◆ Data supplied ◆
——

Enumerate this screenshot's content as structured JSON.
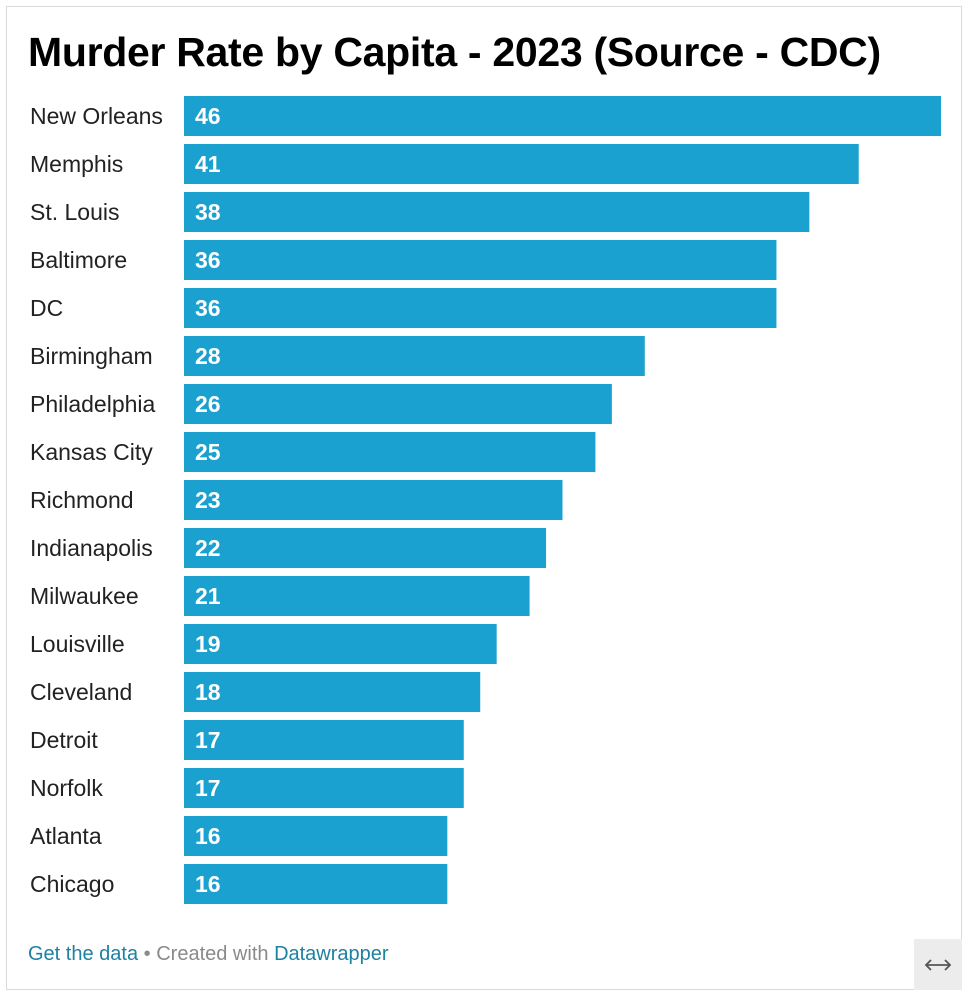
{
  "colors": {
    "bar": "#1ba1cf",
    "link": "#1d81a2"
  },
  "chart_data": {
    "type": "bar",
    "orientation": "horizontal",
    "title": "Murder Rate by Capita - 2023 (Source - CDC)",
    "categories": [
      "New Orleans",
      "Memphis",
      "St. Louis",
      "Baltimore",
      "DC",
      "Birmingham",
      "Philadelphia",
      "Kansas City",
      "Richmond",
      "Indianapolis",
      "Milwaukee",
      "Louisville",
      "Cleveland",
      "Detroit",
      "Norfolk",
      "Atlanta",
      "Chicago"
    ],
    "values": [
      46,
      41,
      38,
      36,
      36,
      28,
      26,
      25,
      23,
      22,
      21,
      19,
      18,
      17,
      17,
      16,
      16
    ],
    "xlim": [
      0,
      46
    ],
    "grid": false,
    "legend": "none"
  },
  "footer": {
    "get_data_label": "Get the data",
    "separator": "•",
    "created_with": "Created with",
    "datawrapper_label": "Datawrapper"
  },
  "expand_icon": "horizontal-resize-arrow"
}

——

Copy each line of the records precisely and drop any images they hold.

◆ Completed exercise ◆
Enumerate this screenshot's content as structured JSON.
{
  "colors": {
    "bar": "#1ba1cf",
    "link": "#1d81a2"
  },
  "chart_data": {
    "type": "bar",
    "orientation": "horizontal",
    "title": "Murder Rate by Capita - 2023 (Source - CDC)",
    "categories": [
      "New Orleans",
      "Memphis",
      "St. Louis",
      "Baltimore",
      "DC",
      "Birmingham",
      "Philadelphia",
      "Kansas City",
      "Richmond",
      "Indianapolis",
      "Milwaukee",
      "Louisville",
      "Cleveland",
      "Detroit",
      "Norfolk",
      "Atlanta",
      "Chicago"
    ],
    "values": [
      46,
      41,
      38,
      36,
      36,
      28,
      26,
      25,
      23,
      22,
      21,
      19,
      18,
      17,
      17,
      16,
      16
    ],
    "xlim": [
      0,
      46
    ],
    "grid": false,
    "legend": "none"
  },
  "footer": {
    "get_data_label": "Get the data",
    "separator": "•",
    "created_with": "Created with",
    "datawrapper_label": "Datawrapper"
  },
  "expand_icon": "horizontal-resize-arrow"
}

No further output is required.